The records below must be written out exactly, with every picture left behind.

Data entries

········

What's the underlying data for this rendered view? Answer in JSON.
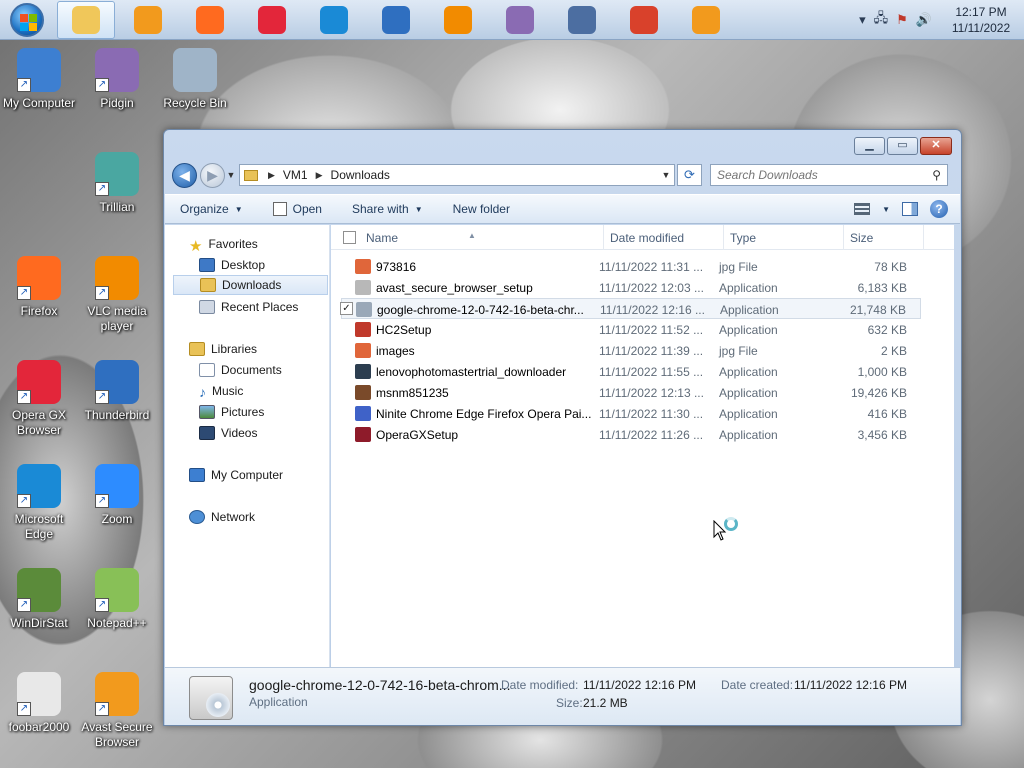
{
  "taskbar": {
    "clock_time": "12:17 PM",
    "clock_date": "11/11/2022",
    "apps": [
      {
        "name": "explorer",
        "color": "#f0c75a"
      },
      {
        "name": "media-player",
        "color": "#f29a1d"
      },
      {
        "name": "firefox",
        "color": "#ff6a1f"
      },
      {
        "name": "opera",
        "color": "#e3263a"
      },
      {
        "name": "edge",
        "color": "#1a8ad6"
      },
      {
        "name": "thunderbird",
        "color": "#2f6fc0"
      },
      {
        "name": "vlc",
        "color": "#f28b00"
      },
      {
        "name": "pidgin",
        "color": "#8a6bb3"
      },
      {
        "name": "tool",
        "color": "#4c6ea1"
      },
      {
        "name": "unknown-app",
        "color": "#d9412b"
      },
      {
        "name": "avast-browser",
        "color": "#f29a1d"
      }
    ]
  },
  "desktop": {
    "icons": [
      {
        "label": "My Computer",
        "color": "#3d7fd1"
      },
      {
        "label": "Pidgin",
        "color": "#8a6bb3"
      },
      {
        "label": "Recycle Bin",
        "color": "#9fb4c8"
      },
      {
        "label": "Trillian",
        "color": "#4aa7a1"
      },
      {
        "label": "Firefox",
        "color": "#ff6a1f"
      },
      {
        "label": "VLC media player",
        "color": "#f28b00"
      },
      {
        "label": "Opera GX Browser",
        "color": "#e3263a"
      },
      {
        "label": "Thunderbird",
        "color": "#2f6fc0"
      },
      {
        "label": "Microsoft Edge",
        "color": "#1a8ad6"
      },
      {
        "label": "Zoom",
        "color": "#2d8cff"
      },
      {
        "label": "WinDirStat",
        "color": "#5b8b3a"
      },
      {
        "label": "Notepad++",
        "color": "#88c057"
      },
      {
        "label": "foobar2000",
        "color": "#e8e8e8"
      },
      {
        "label": "Avast Secure Browser",
        "color": "#f29a1d"
      }
    ]
  },
  "window": {
    "breadcrumb": [
      "VM1",
      "Downloads"
    ],
    "search_placeholder": "Search Downloads",
    "toolbar": {
      "organize": "Organize",
      "open": "Open",
      "share_with": "Share with",
      "new_folder": "New folder"
    },
    "nav": {
      "favorites": "Favorites",
      "desktop": "Desktop",
      "downloads": "Downloads",
      "recent_places": "Recent Places",
      "libraries": "Libraries",
      "documents": "Documents",
      "music": "Music",
      "pictures": "Pictures",
      "videos": "Videos",
      "my_computer": "My Computer",
      "network": "Network"
    },
    "columns": {
      "name": "Name",
      "date_modified": "Date modified",
      "type": "Type",
      "size": "Size"
    },
    "files": [
      {
        "name": "973816",
        "date": "11/11/2022 11:31 ...",
        "type": "jpg File",
        "size": "78 KB",
        "color": "#e0663a"
      },
      {
        "name": "avast_secure_browser_setup",
        "date": "11/11/2022 12:03 ...",
        "type": "Application",
        "size": "6,183 KB",
        "color": "#b8b8b8"
      },
      {
        "name": "google-chrome-12-0-742-16-beta-chr...",
        "date": "11/11/2022 12:16 ...",
        "type": "Application",
        "size": "21,748 KB",
        "color": "#9aa8b8"
      },
      {
        "name": "HC2Setup",
        "date": "11/11/2022 11:52 ...",
        "type": "Application",
        "size": "632 KB",
        "color": "#c0392b"
      },
      {
        "name": "images",
        "date": "11/11/2022 11:39 ...",
        "type": "jpg File",
        "size": "2 KB",
        "color": "#e0663a"
      },
      {
        "name": "lenovophotomastertrial_downloader",
        "date": "11/11/2022 11:55 ...",
        "type": "Application",
        "size": "1,000 KB",
        "color": "#2c3e50"
      },
      {
        "name": "msnm851235",
        "date": "11/11/2022 12:13 ...",
        "type": "Application",
        "size": "19,426 KB",
        "color": "#7a4a2a"
      },
      {
        "name": "Ninite Chrome Edge Firefox Opera Pai...",
        "date": "11/11/2022 11:30 ...",
        "type": "Application",
        "size": "416 KB",
        "color": "#3f62c8"
      },
      {
        "name": "OperaGXSetup",
        "date": "11/11/2022 11:26 ...",
        "type": "Application",
        "size": "3,456 KB",
        "color": "#8e1b2a"
      }
    ],
    "details": {
      "filename": "google-chrome-12-0-742-16-beta-chrom...",
      "type": "Application",
      "date_modified_label": "Date modified:",
      "date_modified": "11/11/2022 12:16 PM",
      "date_created_label": "Date created:",
      "date_created": "11/11/2022 12:16 PM",
      "size_label": "Size:",
      "size": "21.2 MB"
    }
  }
}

········

• **Solution for this task**
What's the underlying data for this rendered view? Answer in JSON.
{
  "taskbar": {
    "clock_time": "12:17 PM",
    "clock_date": "11/11/2022",
    "apps": [
      {
        "name": "explorer",
        "color": "#f0c75a"
      },
      {
        "name": "media-player",
        "color": "#f29a1d"
      },
      {
        "name": "firefox",
        "color": "#ff6a1f"
      },
      {
        "name": "opera",
        "color": "#e3263a"
      },
      {
        "name": "edge",
        "color": "#1a8ad6"
      },
      {
        "name": "thunderbird",
        "color": "#2f6fc0"
      },
      {
        "name": "vlc",
        "color": "#f28b00"
      },
      {
        "name": "pidgin",
        "color": "#8a6bb3"
      },
      {
        "name": "tool",
        "color": "#4c6ea1"
      },
      {
        "name": "unknown-app",
        "color": "#d9412b"
      },
      {
        "name": "avast-browser",
        "color": "#f29a1d"
      }
    ]
  },
  "desktop": {
    "icons": [
      {
        "label": "My Computer",
        "color": "#3d7fd1"
      },
      {
        "label": "Pidgin",
        "color": "#8a6bb3"
      },
      {
        "label": "Recycle Bin",
        "color": "#9fb4c8"
      },
      {
        "label": "Trillian",
        "color": "#4aa7a1"
      },
      {
        "label": "Firefox",
        "color": "#ff6a1f"
      },
      {
        "label": "VLC media player",
        "color": "#f28b00"
      },
      {
        "label": "Opera GX Browser",
        "color": "#e3263a"
      },
      {
        "label": "Thunderbird",
        "color": "#2f6fc0"
      },
      {
        "label": "Microsoft Edge",
        "color": "#1a8ad6"
      },
      {
        "label": "Zoom",
        "color": "#2d8cff"
      },
      {
        "label": "WinDirStat",
        "color": "#5b8b3a"
      },
      {
        "label": "Notepad++",
        "color": "#88c057"
      },
      {
        "label": "foobar2000",
        "color": "#e8e8e8"
      },
      {
        "label": "Avast Secure Browser",
        "color": "#f29a1d"
      }
    ]
  },
  "window": {
    "breadcrumb": [
      "VM1",
      "Downloads"
    ],
    "search_placeholder": "Search Downloads",
    "toolbar": {
      "organize": "Organize",
      "open": "Open",
      "share_with": "Share with",
      "new_folder": "New folder"
    },
    "nav": {
      "favorites": "Favorites",
      "desktop": "Desktop",
      "downloads": "Downloads",
      "recent_places": "Recent Places",
      "libraries": "Libraries",
      "documents": "Documents",
      "music": "Music",
      "pictures": "Pictures",
      "videos": "Videos",
      "my_computer": "My Computer",
      "network": "Network"
    },
    "columns": {
      "name": "Name",
      "date_modified": "Date modified",
      "type": "Type",
      "size": "Size"
    },
    "files": [
      {
        "name": "973816",
        "date": "11/11/2022 11:31 ...",
        "type": "jpg File",
        "size": "78 KB",
        "color": "#e0663a"
      },
      {
        "name": "avast_secure_browser_setup",
        "date": "11/11/2022 12:03 ...",
        "type": "Application",
        "size": "6,183 KB",
        "color": "#b8b8b8"
      },
      {
        "name": "google-chrome-12-0-742-16-beta-chr...",
        "date": "11/11/2022 12:16 ...",
        "type": "Application",
        "size": "21,748 KB",
        "color": "#9aa8b8"
      },
      {
        "name": "HC2Setup",
        "date": "11/11/2022 11:52 ...",
        "type": "Application",
        "size": "632 KB",
        "color": "#c0392b"
      },
      {
        "name": "images",
        "date": "11/11/2022 11:39 ...",
        "type": "jpg File",
        "size": "2 KB",
        "color": "#e0663a"
      },
      {
        "name": "lenovophotomastertrial_downloader",
        "date": "11/11/2022 11:55 ...",
        "type": "Application",
        "size": "1,000 KB",
        "color": "#2c3e50"
      },
      {
        "name": "msnm851235",
        "date": "11/11/2022 12:13 ...",
        "type": "Application",
        "size": "19,426 KB",
        "color": "#7a4a2a"
      },
      {
        "name": "Ninite Chrome Edge Firefox Opera Pai...",
        "date": "11/11/2022 11:30 ...",
        "type": "Application",
        "size": "416 KB",
        "color": "#3f62c8"
      },
      {
        "name": "OperaGXSetup",
        "date": "11/11/2022 11:26 ...",
        "type": "Application",
        "size": "3,456 KB",
        "color": "#8e1b2a"
      }
    ],
    "details": {
      "filename": "google-chrome-12-0-742-16-beta-chrom...",
      "type": "Application",
      "date_modified_label": "Date modified:",
      "date_modified": "11/11/2022 12:16 PM",
      "date_created_label": "Date created:",
      "date_created": "11/11/2022 12:16 PM",
      "size_label": "Size:",
      "size": "21.2 MB"
    }
  }
}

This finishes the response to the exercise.